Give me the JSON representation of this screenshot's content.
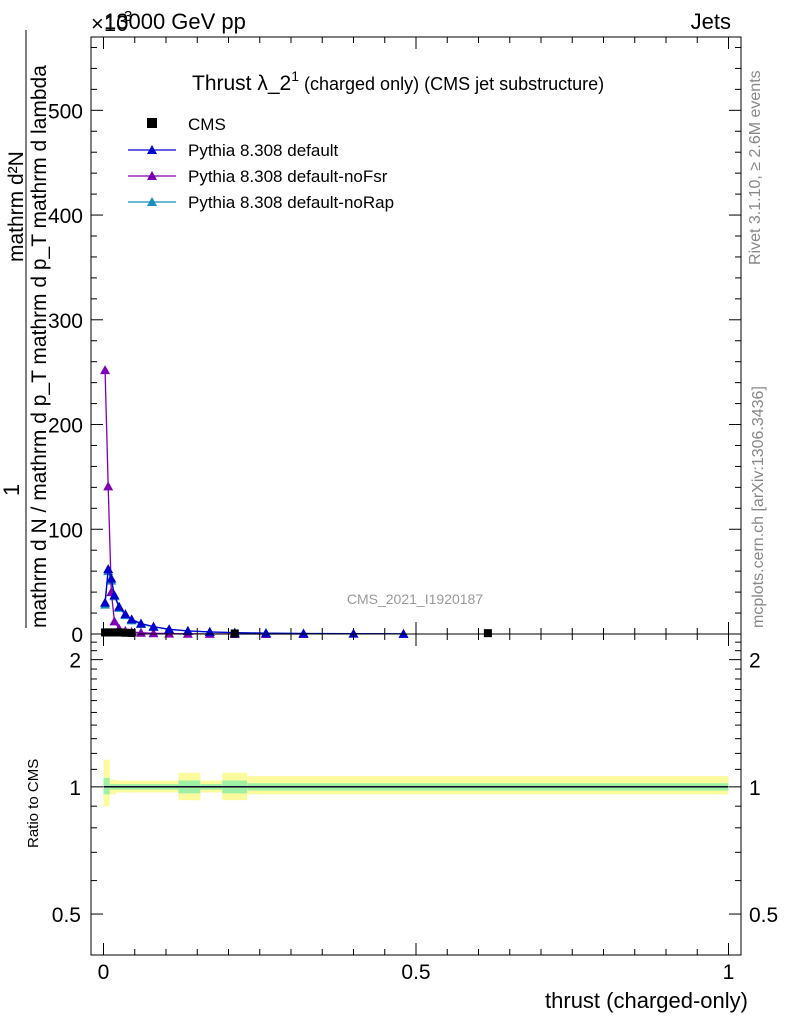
{
  "header": {
    "exponent_label": "×10",
    "exponent_power": "3",
    "energy": "13000 GeV pp",
    "process": "Jets"
  },
  "side_labels": {
    "rivet": "Rivet 3.1.10, ≥ 2.6M events",
    "mcplots": "mcplots.cern.ch [arXiv:1306.3436]"
  },
  "chart_data": [
    {
      "type": "line",
      "title_main": "Thrust λ_2",
      "title_sup": "1",
      "title_rest": " (charged only) (CMS jet substructure)",
      "analysis_label": "CMS_2021_I1920187",
      "ylabel_num": "mathrm d²N",
      "ylabel_den": "mathrm d N / mathrm d p_T mathrm d p_T mathrm d lambda",
      "ylabel_one": "1",
      "ylim": [
        0,
        570
      ],
      "xlim": [
        -0.02,
        1.02
      ],
      "y_ticks": [
        0,
        100,
        200,
        300,
        400,
        500
      ],
      "y_tick_labels": [
        "0",
        "100",
        "200",
        "300",
        "400",
        "500"
      ],
      "legend_position": "top-left",
      "legend": [
        {
          "name": "CMS",
          "color": "#000000",
          "marker": "square"
        },
        {
          "name": "Pythia 8.308 default",
          "color": "#0000cc",
          "marker": "triangle"
        },
        {
          "name": "Pythia 8.308 default-noFsr",
          "color": "#7f00b2",
          "marker": "triangle"
        },
        {
          "name": "Pythia 8.308 default-noRap",
          "color": "#1a8fb8",
          "marker": "triangle"
        }
      ],
      "data_series": {
        "cms": {
          "x": [
            0.0025,
            0.0075,
            0.0125,
            0.0175,
            0.0225,
            0.0275,
            0.035,
            0.045,
            0.21,
            0.615
          ],
          "y": [
            1.5,
            1.5,
            1.5,
            1.5,
            1.5,
            1.5,
            1.2,
            1.0,
            0.5,
            0.8
          ]
        },
        "default": {
          "x": [
            0.0025,
            0.0075,
            0.0125,
            0.0175,
            0.025,
            0.035,
            0.045,
            0.06,
            0.08,
            0.105,
            0.135,
            0.17,
            0.21,
            0.26,
            0.32,
            0.4,
            0.48
          ],
          "y": [
            30,
            62,
            53,
            37,
            26,
            19,
            14,
            10,
            7,
            4.5,
            3,
            2,
            1.3,
            0.8,
            0.5,
            0.3,
            0.1
          ]
        },
        "noFsr": {
          "x": [
            0.0025,
            0.0075,
            0.0125,
            0.0175,
            0.025,
            0.035,
            0.045,
            0.06,
            0.08,
            0.105,
            0.135,
            0.17,
            0.21,
            0.26,
            0.32
          ],
          "y": [
            252,
            141,
            40,
            12,
            5,
            3,
            2,
            1.2,
            0.7,
            0.4,
            0.2,
            0.1,
            0.05,
            0.02,
            0.01
          ]
        },
        "noRap": {
          "x": [
            0.0025,
            0.0075,
            0.0125,
            0.0175,
            0.025,
            0.035,
            0.045,
            0.06,
            0.08,
            0.105,
            0.135,
            0.17,
            0.21,
            0.26,
            0.32,
            0.4,
            0.48
          ],
          "y": [
            28,
            60,
            51,
            36,
            25,
            18,
            13,
            9.5,
            6.8,
            4.3,
            2.9,
            1.9,
            1.2,
            0.8,
            0.5,
            0.3,
            0.1
          ]
        }
      }
    },
    {
      "type": "line",
      "ylabel": "Ratio to CMS",
      "xlabel": "thrust (charged-only)",
      "ylim": [
        0.4,
        2.3
      ],
      "xlim": [
        -0.02,
        1.02
      ],
      "log_y": true,
      "y_ticks": [
        0.5,
        1,
        2
      ],
      "y_tick_labels": [
        "0.5",
        "1",
        "2"
      ],
      "x_ticks": [
        0,
        0.5,
        1
      ],
      "x_tick_labels": [
        "0",
        "0.5",
        "1"
      ],
      "bands": [
        {
          "x0": 0.0,
          "x1": 0.01,
          "yellow": [
            0.9,
            1.16
          ],
          "green": [
            0.96,
            1.05
          ]
        },
        {
          "x0": 0.01,
          "x1": 0.02,
          "yellow": [
            0.96,
            1.04
          ],
          "green": [
            0.985,
            1.015
          ]
        },
        {
          "x0": 0.02,
          "x1": 0.12,
          "yellow": [
            0.97,
            1.035
          ],
          "green": [
            0.985,
            1.015
          ]
        },
        {
          "x0": 0.12,
          "x1": 0.155,
          "yellow": [
            0.93,
            1.08
          ],
          "green": [
            0.965,
            1.035
          ]
        },
        {
          "x0": 0.155,
          "x1": 0.19,
          "yellow": [
            0.97,
            1.035
          ],
          "green": [
            0.985,
            1.015
          ]
        },
        {
          "x0": 0.19,
          "x1": 0.23,
          "yellow": [
            0.93,
            1.08
          ],
          "green": [
            0.965,
            1.035
          ]
        },
        {
          "x0": 0.23,
          "x1": 1.0,
          "yellow": [
            0.96,
            1.06
          ],
          "green": [
            0.98,
            1.02
          ]
        }
      ]
    }
  ]
}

- - - -

## Exercise description:
Search the listing above for the string "charged". Copy every line that contains it.

## Answer to this problem:
      "title_rest": " (charged only) (CMS jet substructure)",
      "xlabel": "thrust (charged-only)",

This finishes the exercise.